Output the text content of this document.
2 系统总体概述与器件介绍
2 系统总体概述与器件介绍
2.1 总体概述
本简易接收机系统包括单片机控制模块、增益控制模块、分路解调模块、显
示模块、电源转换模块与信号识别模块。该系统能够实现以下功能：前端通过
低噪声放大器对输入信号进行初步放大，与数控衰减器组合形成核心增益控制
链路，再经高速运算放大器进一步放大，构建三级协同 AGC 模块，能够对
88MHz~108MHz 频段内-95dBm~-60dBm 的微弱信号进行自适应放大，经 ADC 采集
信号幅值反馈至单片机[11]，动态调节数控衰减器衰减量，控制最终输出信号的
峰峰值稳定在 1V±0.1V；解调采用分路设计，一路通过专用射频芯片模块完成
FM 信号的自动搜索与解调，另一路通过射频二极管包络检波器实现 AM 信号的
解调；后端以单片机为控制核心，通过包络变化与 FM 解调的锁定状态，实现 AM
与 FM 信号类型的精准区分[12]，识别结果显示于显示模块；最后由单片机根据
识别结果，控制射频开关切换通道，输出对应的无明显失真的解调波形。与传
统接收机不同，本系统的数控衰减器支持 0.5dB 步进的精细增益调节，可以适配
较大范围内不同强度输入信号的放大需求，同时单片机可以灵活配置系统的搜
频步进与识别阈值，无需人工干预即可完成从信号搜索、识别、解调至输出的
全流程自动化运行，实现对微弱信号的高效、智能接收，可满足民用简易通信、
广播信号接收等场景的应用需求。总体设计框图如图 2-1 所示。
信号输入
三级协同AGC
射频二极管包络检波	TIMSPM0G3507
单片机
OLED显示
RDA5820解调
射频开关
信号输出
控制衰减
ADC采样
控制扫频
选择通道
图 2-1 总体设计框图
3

--------------------------------------------------

_THE EXERCISE_
Faithfully reproduce all of the records, character for character.

_ANSWER IN FULL_
Output the text content of this document.
2 系统总体概述与器件介绍
2 系统总体概述与器件介绍
2.1 总体概述
本简易接收机系统包括单片机控制模块、增益控制模块、分路解调模块、显
示模块、电源转换模块与信号识别模块。该系统能够实现以下功能：前端通过
低噪声放大器对输入信号进行初步放大，与数控衰减器组合形成核心增益控制
链路，再经高速运算放大器进一步放大，构建三级协同 AGC 模块，能够对
88MHz~108MHz 频段内-95dBm~-60dBm 的微弱信号进行自适应放大，经 ADC 采集
信号幅值反馈至单片机[11]，动态调节数控衰减器衰减量，控制最终输出信号的
峰峰值稳定在 1V±0.1V；解调采用分路设计，一路通过专用射频芯片模块完成
FM 信号的自动搜索与解调，另一路通过射频二极管包络检波器实现 AM 信号的
解调；后端以单片机为控制核心，通过包络变化与 FM 解调的锁定状态，实现 AM
与 FM 信号类型的精准区分[12]，识别结果显示于显示模块；最后由单片机根据
识别结果，控制射频开关切换通道，输出对应的无明显失真的解调波形。与传
统接收机不同，本系统的数控衰减器支持 0.5dB 步进的精细增益调节，可以适配
较大范围内不同强度输入信号的放大需求，同时单片机可以灵活配置系统的搜
频步进与识别阈值，无需人工干预即可完成从信号搜索、识别、解调至输出的
全流程自动化运行，实现对微弱信号的高效、智能接收，可满足民用简易通信、
广播信号接收等场景的应用需求。总体设计框图如图 2-1 所示。
信号输入
三级协同AGC
射频二极管包络检波	TIMSPM0G3507
单片机
OLED显示
RDA5820解调
射频开关
信号输出
控制衰减
ADC采样
控制扫频
选择通道
图 2-1 总体设计框图
3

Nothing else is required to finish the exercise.